* [Raw data]
◇ ◇ ◇

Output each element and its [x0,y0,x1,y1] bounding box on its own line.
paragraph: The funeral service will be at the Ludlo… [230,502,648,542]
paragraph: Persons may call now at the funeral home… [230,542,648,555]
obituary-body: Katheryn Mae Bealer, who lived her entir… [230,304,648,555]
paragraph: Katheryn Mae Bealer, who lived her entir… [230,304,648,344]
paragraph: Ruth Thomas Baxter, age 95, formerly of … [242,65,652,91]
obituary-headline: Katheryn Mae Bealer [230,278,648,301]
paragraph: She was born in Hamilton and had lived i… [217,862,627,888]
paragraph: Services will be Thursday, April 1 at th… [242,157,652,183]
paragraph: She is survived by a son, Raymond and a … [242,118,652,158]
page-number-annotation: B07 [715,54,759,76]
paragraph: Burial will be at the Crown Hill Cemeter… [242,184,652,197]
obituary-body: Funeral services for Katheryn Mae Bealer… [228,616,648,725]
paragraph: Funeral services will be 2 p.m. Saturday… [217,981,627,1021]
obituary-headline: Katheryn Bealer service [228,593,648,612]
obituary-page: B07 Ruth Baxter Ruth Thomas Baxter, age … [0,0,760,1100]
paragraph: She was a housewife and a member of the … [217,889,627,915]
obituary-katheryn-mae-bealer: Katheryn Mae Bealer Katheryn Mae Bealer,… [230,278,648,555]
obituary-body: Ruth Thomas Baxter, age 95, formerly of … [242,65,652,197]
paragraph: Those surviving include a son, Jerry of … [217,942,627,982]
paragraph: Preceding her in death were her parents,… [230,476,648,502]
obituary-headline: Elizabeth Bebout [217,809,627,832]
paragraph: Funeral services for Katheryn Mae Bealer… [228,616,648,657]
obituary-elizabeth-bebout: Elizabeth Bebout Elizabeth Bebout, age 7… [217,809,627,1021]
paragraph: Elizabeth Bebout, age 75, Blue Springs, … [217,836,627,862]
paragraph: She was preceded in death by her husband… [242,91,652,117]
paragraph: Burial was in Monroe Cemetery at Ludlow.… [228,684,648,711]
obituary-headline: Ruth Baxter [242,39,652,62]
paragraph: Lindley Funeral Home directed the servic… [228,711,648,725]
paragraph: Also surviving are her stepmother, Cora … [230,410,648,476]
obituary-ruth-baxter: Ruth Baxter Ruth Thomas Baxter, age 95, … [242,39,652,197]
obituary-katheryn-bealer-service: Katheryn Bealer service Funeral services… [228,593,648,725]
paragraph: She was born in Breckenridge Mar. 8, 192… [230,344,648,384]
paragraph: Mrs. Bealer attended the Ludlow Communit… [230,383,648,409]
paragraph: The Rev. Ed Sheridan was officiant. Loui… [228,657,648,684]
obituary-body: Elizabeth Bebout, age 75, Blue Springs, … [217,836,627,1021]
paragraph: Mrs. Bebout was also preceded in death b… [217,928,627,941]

◇ ◇ ◇

* [Task to carry out]
Reproduce the part of the records that runs from the start through the line containing "paragraph: Services will", substituting "Katheryn M. Bealer" for every "Katheryn Mae Bealer" and leaving everything else unchanged.

* [Task solution]
Output each element and its [x0,y0,x1,y1] bounding box on its own line.
paragraph: The funeral service will be at the Ludlo… [230,502,648,542]
paragraph: Persons may call now at the funeral home… [230,542,648,555]
obituary-body: Katheryn M. Bealer, who lived her entir… [230,304,648,555]
paragraph: Katheryn M. Bealer, who lived her entir… [230,304,648,344]
paragraph: Ruth Thomas Baxter, age 95, formerly of … [242,65,652,91]
obituary-headline: Katheryn M. Bealer [230,278,648,301]
paragraph: She was born in Hamilton and had lived i… [217,862,627,888]
paragraph: Services will be Thursday, April 1 at th… [242,157,652,183]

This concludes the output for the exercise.